_Written instruction_: Repeat every line exactly, keeping the pictures out of the copy.

_Extracted material_:
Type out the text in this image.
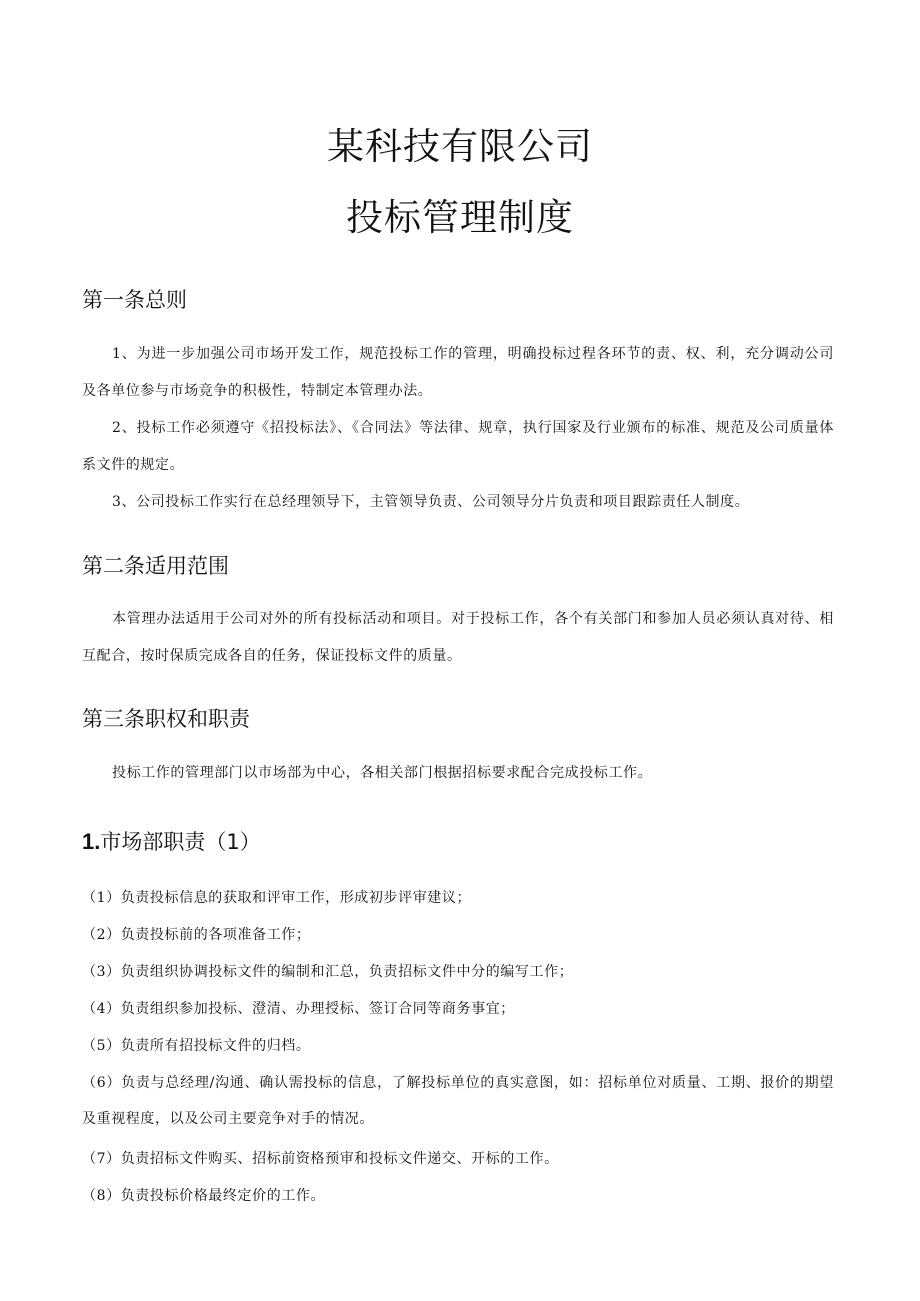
某科技有限公司
投标管理制度
第一条总则

1、为进一步加强公司市场开发工作，规范投标工作的管理，明确投标过程各环节的责、权、利，充分调动公司及各单位参与市场竞争的积极性，特制定本管理办法。

2、投标工作必须遵守《招投标法》、《合同法》等法律、规章，执行国家及行业颁布的标准、规范及公司质量体系文件的规定。

3、公司投标工作实行在总经理领导下，主管领导负责、公司领导分片负责和项目跟踪责任人制度。

第二条适用范围

本管理办法适用于公司对外的所有投标活动和项目。对于投标工作，各个有关部门和参加人员必须认真对待、相互配合，按时保质完成各自的任务，保证投标文件的质量。

第三条职权和职责

投标工作的管理部门以市场部为中心，各相关部门根据招标要求配合完成投标工作。

1.市场部职责（1）

（1）负责投标信息的获取和评审工作，形成初步评审建议；

（2）负责投标前的各项准备工作；

（3）负责组织协调投标文件的编制和汇总，负责招标文件中分的编写工作；

（4）负责组织参加投标、澄清、办理授标、签订合同等商务事宜；

（5）负责所有招投标文件的归档。

（6）负责与总经理/沟通、确认需投标的信息，了解投标单位的真实意图，如：招标单位对质量、工期、报价的期望及重视程度，以及公司主要竞争对手的情况。

（7）负责招标文件购买、招标前资格预审和投标文件递交、开标的工作。

（8）负责投标价格最终定价的工作。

_Solution for this exercise_:
Type out the text in this image.
某科技有限公司
投标管理制度
第一条总则

1、为进一步加强公司市场开发工作，规范投标工作的管理，明确投标过程各环节的责、权、利，充分调动公司及各单位参与市场竞争的积极性，特制定本管理办法。

2、投标工作必须遵守《招投标法》、《合同法》等法律、规章，执行国家及行业颁布的标准、规范及公司质量体系文件的规定。

3、公司投标工作实行在总经理领导下，主管领导负责、公司领导分片负责和项目跟踪责任人制度。

第二条适用范围

本管理办法适用于公司对外的所有投标活动和项目。对于投标工作，各个有关部门和参加人员必须认真对待、相互配合，按时保质完成各自的任务，保证投标文件的质量。

第三条职权和职责

投标工作的管理部门以市场部为中心，各相关部门根据招标要求配合完成投标工作。

1.市场部职责（1）

（1）负责投标信息的获取和评审工作，形成初步评审建议；

（2）负责投标前的各项准备工作；

（3）负责组织协调投标文件的编制和汇总，负责招标文件中分的编写工作；

（4）负责组织参加投标、澄清、办理授标、签订合同等商务事宜；

（5）负责所有招投标文件的归档。

（6）负责与总经理/沟通、确认需投标的信息，了解投标单位的真实意图，如：招标单位对质量、工期、报价的期望及重视程度，以及公司主要竞争对手的情况。

（7）负责招标文件购买、招标前资格预审和投标文件递交、开标的工作。

（8）负责投标价格最终定价的工作。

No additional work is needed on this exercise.